• Aim: Collect each line containing "Final".
━━━ Records provided
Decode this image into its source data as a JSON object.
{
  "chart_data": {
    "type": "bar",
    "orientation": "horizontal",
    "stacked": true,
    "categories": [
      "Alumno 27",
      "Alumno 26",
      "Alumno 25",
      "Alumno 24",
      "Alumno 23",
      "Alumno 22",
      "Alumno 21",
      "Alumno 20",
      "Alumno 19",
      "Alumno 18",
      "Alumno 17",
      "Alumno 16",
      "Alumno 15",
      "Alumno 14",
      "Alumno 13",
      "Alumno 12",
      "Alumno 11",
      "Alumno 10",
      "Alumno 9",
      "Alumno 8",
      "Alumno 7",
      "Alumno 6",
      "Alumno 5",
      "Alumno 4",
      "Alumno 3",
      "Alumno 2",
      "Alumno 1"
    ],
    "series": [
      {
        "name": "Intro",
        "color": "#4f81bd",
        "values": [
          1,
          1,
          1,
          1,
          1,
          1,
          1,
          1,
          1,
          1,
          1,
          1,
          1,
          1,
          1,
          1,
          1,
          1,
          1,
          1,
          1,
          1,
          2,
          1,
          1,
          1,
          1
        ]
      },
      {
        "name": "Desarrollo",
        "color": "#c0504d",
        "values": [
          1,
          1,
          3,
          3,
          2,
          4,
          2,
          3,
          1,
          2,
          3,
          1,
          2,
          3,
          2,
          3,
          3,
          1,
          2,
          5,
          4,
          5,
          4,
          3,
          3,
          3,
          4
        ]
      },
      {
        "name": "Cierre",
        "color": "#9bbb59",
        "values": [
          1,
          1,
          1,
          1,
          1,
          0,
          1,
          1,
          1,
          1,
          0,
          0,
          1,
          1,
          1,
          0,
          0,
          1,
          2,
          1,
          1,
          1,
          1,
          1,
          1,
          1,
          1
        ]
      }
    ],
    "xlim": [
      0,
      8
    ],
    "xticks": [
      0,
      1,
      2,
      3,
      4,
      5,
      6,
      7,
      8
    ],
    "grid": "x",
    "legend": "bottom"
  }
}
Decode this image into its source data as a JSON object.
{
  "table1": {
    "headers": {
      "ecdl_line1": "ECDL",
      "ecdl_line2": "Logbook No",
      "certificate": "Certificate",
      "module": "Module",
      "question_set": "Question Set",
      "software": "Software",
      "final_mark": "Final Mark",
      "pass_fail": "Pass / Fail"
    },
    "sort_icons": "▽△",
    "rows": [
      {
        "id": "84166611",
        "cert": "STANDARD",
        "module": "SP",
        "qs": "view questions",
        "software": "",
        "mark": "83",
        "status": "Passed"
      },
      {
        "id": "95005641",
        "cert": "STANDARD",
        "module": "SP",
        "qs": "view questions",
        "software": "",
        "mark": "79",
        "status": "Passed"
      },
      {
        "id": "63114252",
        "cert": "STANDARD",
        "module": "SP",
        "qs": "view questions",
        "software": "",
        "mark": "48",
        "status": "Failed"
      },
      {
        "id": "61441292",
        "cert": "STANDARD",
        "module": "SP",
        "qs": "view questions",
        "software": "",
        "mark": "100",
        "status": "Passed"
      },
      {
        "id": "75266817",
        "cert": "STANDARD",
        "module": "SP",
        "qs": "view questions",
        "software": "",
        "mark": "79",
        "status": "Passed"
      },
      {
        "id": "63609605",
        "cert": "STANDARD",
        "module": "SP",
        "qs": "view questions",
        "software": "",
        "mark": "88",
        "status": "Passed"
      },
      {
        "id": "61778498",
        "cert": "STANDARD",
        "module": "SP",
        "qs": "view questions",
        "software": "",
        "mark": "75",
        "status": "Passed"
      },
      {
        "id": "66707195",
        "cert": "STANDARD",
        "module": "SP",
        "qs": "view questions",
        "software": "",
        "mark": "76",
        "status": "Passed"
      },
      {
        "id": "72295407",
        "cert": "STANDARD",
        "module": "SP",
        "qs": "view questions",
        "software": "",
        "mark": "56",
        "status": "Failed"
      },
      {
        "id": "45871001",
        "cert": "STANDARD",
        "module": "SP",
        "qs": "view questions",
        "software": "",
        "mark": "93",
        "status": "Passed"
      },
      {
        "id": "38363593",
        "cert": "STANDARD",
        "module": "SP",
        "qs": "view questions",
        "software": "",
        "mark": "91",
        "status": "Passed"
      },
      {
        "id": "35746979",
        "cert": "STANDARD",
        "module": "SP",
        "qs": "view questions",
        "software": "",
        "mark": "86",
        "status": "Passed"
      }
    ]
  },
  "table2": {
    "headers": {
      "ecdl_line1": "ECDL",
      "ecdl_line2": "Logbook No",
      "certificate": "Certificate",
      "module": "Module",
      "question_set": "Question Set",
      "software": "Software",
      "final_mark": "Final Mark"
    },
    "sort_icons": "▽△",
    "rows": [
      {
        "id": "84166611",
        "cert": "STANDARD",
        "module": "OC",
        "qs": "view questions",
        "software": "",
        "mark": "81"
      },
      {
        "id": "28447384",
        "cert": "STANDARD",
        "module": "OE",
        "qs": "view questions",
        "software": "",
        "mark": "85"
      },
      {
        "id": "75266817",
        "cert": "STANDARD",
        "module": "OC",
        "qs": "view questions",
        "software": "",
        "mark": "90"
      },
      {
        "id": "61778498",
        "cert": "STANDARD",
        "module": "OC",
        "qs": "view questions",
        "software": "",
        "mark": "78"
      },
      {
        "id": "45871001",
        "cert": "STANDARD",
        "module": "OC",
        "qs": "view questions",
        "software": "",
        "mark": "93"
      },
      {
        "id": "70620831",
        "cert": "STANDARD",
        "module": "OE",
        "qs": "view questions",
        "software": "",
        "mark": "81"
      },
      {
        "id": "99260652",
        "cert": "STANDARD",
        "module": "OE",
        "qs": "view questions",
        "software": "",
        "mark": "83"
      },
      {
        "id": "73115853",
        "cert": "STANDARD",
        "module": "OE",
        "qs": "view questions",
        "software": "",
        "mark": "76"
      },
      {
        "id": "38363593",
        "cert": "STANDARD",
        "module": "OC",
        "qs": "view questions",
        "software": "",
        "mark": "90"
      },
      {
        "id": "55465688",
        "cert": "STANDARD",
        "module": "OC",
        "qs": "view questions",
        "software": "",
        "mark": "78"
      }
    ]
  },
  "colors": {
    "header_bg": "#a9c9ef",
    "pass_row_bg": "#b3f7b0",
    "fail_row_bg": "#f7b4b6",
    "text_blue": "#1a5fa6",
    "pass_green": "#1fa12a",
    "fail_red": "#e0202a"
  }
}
━━━━━━
• Result for this exercise:
      "final_mark": "Final Mark",
      "final_mark": "Final Mark"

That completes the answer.